» WORK INSTRUCTIONS: Write out every single entry exactly.

» EXCERPTED DATA:
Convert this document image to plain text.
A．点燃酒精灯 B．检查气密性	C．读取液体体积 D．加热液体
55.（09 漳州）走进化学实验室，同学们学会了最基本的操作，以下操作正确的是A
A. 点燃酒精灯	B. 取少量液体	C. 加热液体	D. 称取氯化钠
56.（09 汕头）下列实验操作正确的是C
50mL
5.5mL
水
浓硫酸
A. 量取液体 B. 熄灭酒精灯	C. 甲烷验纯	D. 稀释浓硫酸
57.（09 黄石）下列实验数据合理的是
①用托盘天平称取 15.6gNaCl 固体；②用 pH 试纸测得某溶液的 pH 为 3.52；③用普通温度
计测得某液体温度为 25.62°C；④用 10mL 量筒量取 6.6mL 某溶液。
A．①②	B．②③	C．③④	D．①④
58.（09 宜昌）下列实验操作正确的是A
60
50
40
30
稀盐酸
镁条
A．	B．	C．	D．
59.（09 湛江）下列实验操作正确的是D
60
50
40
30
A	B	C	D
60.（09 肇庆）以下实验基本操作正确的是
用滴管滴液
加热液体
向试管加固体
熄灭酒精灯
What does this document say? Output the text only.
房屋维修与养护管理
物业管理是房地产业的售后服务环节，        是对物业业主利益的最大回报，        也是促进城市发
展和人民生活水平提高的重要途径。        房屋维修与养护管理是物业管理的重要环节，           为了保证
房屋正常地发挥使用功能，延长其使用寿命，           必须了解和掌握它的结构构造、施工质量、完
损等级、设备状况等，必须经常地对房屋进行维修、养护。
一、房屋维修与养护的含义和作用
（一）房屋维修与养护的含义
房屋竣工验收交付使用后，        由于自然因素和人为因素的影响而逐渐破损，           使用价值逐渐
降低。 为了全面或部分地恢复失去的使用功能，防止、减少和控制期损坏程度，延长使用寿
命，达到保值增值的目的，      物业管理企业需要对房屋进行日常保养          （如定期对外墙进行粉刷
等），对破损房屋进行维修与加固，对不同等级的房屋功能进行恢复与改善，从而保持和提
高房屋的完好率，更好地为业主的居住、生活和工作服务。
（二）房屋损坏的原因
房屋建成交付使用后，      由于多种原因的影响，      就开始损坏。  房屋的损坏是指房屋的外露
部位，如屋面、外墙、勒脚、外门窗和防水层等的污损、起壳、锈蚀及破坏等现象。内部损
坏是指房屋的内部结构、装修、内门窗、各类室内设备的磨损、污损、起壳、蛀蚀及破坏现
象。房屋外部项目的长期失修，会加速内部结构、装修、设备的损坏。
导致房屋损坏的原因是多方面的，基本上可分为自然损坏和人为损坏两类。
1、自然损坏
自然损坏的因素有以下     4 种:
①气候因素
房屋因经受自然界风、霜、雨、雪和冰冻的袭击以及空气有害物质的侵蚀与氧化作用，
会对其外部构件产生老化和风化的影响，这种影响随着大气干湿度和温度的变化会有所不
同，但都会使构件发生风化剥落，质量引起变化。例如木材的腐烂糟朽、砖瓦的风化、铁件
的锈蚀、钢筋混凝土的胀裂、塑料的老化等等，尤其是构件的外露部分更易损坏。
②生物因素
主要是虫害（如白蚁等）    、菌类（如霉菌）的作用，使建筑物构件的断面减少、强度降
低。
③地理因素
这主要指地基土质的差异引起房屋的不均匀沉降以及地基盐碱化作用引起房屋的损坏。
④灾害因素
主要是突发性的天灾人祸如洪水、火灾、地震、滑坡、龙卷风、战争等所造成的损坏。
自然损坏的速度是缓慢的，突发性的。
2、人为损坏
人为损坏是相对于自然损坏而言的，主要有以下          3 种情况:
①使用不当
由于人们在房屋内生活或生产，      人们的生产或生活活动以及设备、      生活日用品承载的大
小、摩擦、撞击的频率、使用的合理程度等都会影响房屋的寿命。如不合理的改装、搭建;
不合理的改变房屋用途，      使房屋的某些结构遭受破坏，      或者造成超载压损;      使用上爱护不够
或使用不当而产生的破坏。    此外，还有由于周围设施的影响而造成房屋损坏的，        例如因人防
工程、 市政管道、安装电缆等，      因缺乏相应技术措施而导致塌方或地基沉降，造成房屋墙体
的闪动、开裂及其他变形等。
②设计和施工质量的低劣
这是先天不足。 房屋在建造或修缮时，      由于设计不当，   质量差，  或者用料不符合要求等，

» ANSWER TO THIS TASK:
Convert this document image to plain text.
A．点燃酒精灯 B．检查气密性	C．读取液体体积 D．加热液体
55.（09 漳州）走进化学实验室，同学们学会了最基本的操作，以下操作正确的是A
A. 点燃酒精灯	B. 取少量液体	C. 加热液体	D. 称取氯化钠
56.（09 汕头）下列实验操作正确的是C
50mL
5.5mL
水
浓硫酸
A. 量取液体 B. 熄灭酒精灯	C. 甲烷验纯	D. 稀释浓硫酸
57.（09 黄石）下列实验数据合理的是
①用托盘天平称取 15.6gNaCl 固体；②用 pH 试纸测得某溶液的 pH 为 3.52；③用普通温度
计测得某液体温度为 25.62°C；④用 10mL 量筒量取 6.6mL 某溶液。
A．①②	B．②③	C．③④	D．①④
58.（09 宜昌）下列实验操作正确的是A
60
50
40
30
稀盐酸
镁条
A．	B．	C．	D．
59.（09 湛江）下列实验操作正确的是D
60
50
40
30
A	B	C	D
60.（09 肇庆）以下实验基本操作正确的是
用滴管滴液
加热液体
向试管加固体
熄灭酒精灯
What does this document say? Output the text only.
房屋维修与养护管理
物业管理是房地产业的售后服务环节，        是对物业业主利益的最大回报，        也是促进城市发
展和人民生活水平提高的重要途径。        房屋维修与养护管理是物业管理的重要环节，           为了保证
房屋正常地发挥使用功能，延长其使用寿命，           必须了解和掌握它的结构构造、施工质量、完
损等级、设备状况等，必须经常地对房屋进行维修、养护。
一、房屋维修与养护的含义和作用
（一）房屋维修与养护的含义
房屋竣工验收交付使用后，        由于自然因素和人为因素的影响而逐渐破损，           使用价值逐渐
降低。 为了全面或部分地恢复失去的使用功能，防止、减少和控制期损坏程度，延长使用寿
命，达到保值增值的目的，      物业管理企业需要对房屋进行日常保养          （如定期对外墙进行粉刷
等），对破损房屋进行维修与加固，对不同等级的房屋功能进行恢复与改善，从而保持和提
高房屋的完好率，更好地为业主的居住、生活和工作服务。
（二）房屋损坏的原因
房屋建成交付使用后，      由于多种原因的影响，      就开始损坏。  房屋的损坏是指房屋的外露
部位，如屋面、外墙、勒脚、外门窗和防水层等的污损、起壳、锈蚀及破坏等现象。内部损
坏是指房屋的内部结构、装修、内门窗、各类室内设备的磨损、污损、起壳、蛀蚀及破坏现
象。房屋外部项目的长期失修，会加速内部结构、装修、设备的损坏。
导致房屋损坏的原因是多方面的，基本上可分为自然损坏和人为损坏两类。
1、自然损坏
自然损坏的因素有以下     4 种:
①气候因素
房屋因经受自然界风、霜、雨、雪和冰冻的袭击以及空气有害物质的侵蚀与氧化作用，
会对其外部构件产生老化和风化的影响，这种影响随着大气干湿度和温度的变化会有所不
同，但都会使构件发生风化剥落，质量引起变化。例如木材的腐烂糟朽、砖瓦的风化、铁件
的锈蚀、钢筋混凝土的胀裂、塑料的老化等等，尤其是构件的外露部分更易损坏。
②生物因素
主要是虫害（如白蚁等）    、菌类（如霉菌）的作用，使建筑物构件的断面减少、强度降
低。
③地理因素
这主要指地基土质的差异引起房屋的不均匀沉降以及地基盐碱化作用引起房屋的损坏。
④灾害因素
主要是突发性的天灾人祸如洪水、火灾、地震、滑坡、龙卷风、战争等所造成的损坏。
自然损坏的速度是缓慢的，突发性的。
2、人为损坏
人为损坏是相对于自然损坏而言的，主要有以下          3 种情况:
①使用不当
由于人们在房屋内生活或生产，      人们的生产或生活活动以及设备、      生活日用品承载的大
小、摩擦、撞击的频率、使用的合理程度等都会影响房屋的寿命。如不合理的改装、搭建;
不合理的改变房屋用途，      使房屋的某些结构遭受破坏，      或者造成超载压损;      使用上爱护不够
或使用不当而产生的破坏。    此外，还有由于周围设施的影响而造成房屋损坏的，        例如因人防
工程、 市政管道、安装电缆等，      因缺乏相应技术措施而导致塌方或地基沉降，造成房屋墙体
的闪动、开裂及其他变形等。
②设计和施工质量的低劣
这是先天不足。 房屋在建造或修缮时，      由于设计不当，   质量差，  或者用料不符合要求等，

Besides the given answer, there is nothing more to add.